Raw records:
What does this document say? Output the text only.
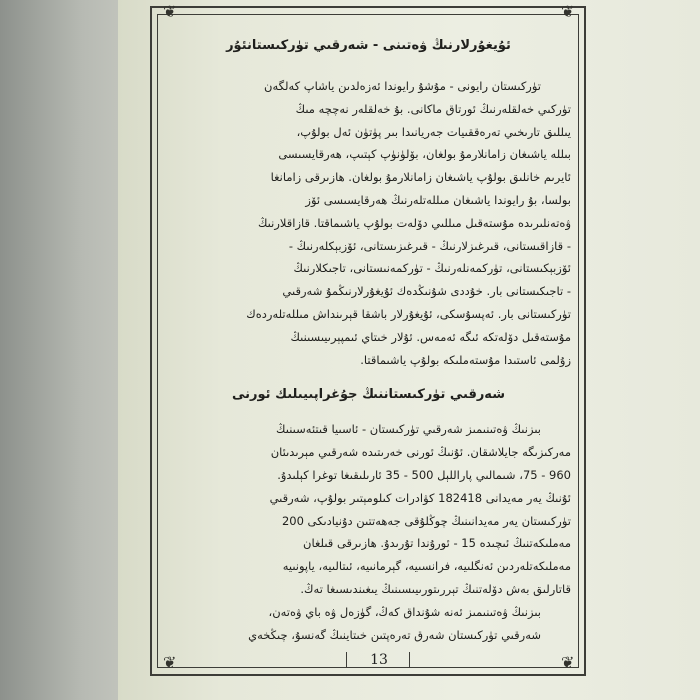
❦	❦
❦	❦
ئۇيغۇرلارنىڭ ۋەتىنى - شەرقىي تۈركىستانئۇر

تۈركىستان رايونى - مۇشۇ رايوندا ئەزەلدىن ياشاپ كەلگەن
تۈركىي خەلقلەرنىڭ ئورتاق ماكانى. بۇ خەلقلەر نەچچە مىڭ
يىللىق تارىخىي تەرەققىيات جەريانىدا بىر پۈتۈن ئەل بولۇپ،
بىللە ياشىغان زامانلارمۇ بولغان، بۆلۈنۈپ كېتىپ، ھەرقايسىسى
ئايرىم خانلىق بولۇپ ياشىغان زامانلارمۇ بولغان. ھازىرقى زامانغا
بولسا، بۇ رايوندا ياشىغان مىللەتلەرنىڭ ھەرقايسىسى ئۆز
ۋەتەنلىرىدە مۇستەقىل مىللىي دۆلەت بولۇپ ياشىماقتا. قازاقلارنىڭ
- قازاقىستانى، قىرغىزلارنىڭ - قىرغىزىستانى، ئۆزبېكلەرنىڭ -
ئۆزبېكىستانى، تۈركمەنلەرنىڭ - تۈركمەنىستانى، تاجىكلارنىڭ
- تاجىكىستانى بار. خۇددى شۇنىڭدەك ئۇيغۇرلارنىڭمۇ شەرقىي
تۈركىستانى بار. ئەپسۇسكى، ئۇيغۇرلار باشقا قېرىنداش مىللەتلەردەك
مۇستەقىل دۆلەتكە ئىگە ئەمەس. ئۇلار خىتاي ئىمپېرىيىسىنىڭ
زۇلمى ئاستىدا مۇستەملىكە بولۇپ ياشىماقتا.

شەرقىي تۈركىستاننىڭ جۇغراپىيىلىك ئورنى

بىزنىڭ ۋەتىنىمىز شەرقىي تۈركىستان - ئاسىيا قىتئەسىنىڭ
مەركىزىگە جايلاشقان. ئۇنىڭ ئورنى خەرىتىدە شەرقىي مېرىدىئان
960 - 75، شىمالىي پاراللېل 500 - 35 ئارىلىقىغا توغرا كېلىدۇ.
ئۇنىڭ يەر مەيدانى 182418 كۋادرات كىلومېتىر بولۇپ، شەرقىي
تۈركىستان يەر مەيدانىنىڭ چوڭلۇقى جەھەتتىن دۇنيادىكى 200
مەملىكەتنىڭ ئىچىدە 15 - ئورۇندا تۇرىدۇ. ھازىرقى قىلغان
مەملىكەتلەردىن ئەنگلىيە، فرانسىيە، گېرمانىيە، ئىتالىيە، ياپونىيە
قاتارلىق بەش دۆلەتنىڭ تېررىتورىيىسىنىڭ يىغىندىسىغا تەڭ.
بىزنىڭ ۋەتىنىمىز ئەنە شۇنداق كەڭ، گۈزەل ۋە باي ۋەتەن،
شەرقىي تۈركىستان شەرق تەرەپتىن خىتاينىڭ گەنسۇ، چىڭخەي

13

What to produce: Going through the records above, state how many lines carry "ۋەتىنىمىز", with no other text.

Solution for this task: 2